>>

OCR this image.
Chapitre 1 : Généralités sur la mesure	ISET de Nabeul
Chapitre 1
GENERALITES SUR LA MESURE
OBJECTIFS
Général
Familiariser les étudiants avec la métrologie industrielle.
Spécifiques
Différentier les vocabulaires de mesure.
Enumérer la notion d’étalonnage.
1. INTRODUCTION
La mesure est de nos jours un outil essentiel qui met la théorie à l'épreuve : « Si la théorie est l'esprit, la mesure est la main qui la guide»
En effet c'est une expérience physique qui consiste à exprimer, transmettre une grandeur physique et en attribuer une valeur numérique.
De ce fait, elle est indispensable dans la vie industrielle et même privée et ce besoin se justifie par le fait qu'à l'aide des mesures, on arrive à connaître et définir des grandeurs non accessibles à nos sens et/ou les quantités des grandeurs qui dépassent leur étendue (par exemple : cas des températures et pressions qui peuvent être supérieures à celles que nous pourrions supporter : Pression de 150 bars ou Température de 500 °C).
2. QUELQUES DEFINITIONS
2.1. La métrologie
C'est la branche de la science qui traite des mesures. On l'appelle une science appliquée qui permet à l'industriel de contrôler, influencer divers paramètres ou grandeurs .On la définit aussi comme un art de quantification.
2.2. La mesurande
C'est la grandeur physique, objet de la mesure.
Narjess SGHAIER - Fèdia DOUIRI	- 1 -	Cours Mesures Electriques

<<

### Short problem
From the listing, copy every line where the string "physique" appears.

### Solution to this task
En effet c'est une expérience physique qui consiste à exprimer, transmettre une grandeur physique et en attribuer une valeur numérique.
C'est la grandeur physique, objet de la mesure.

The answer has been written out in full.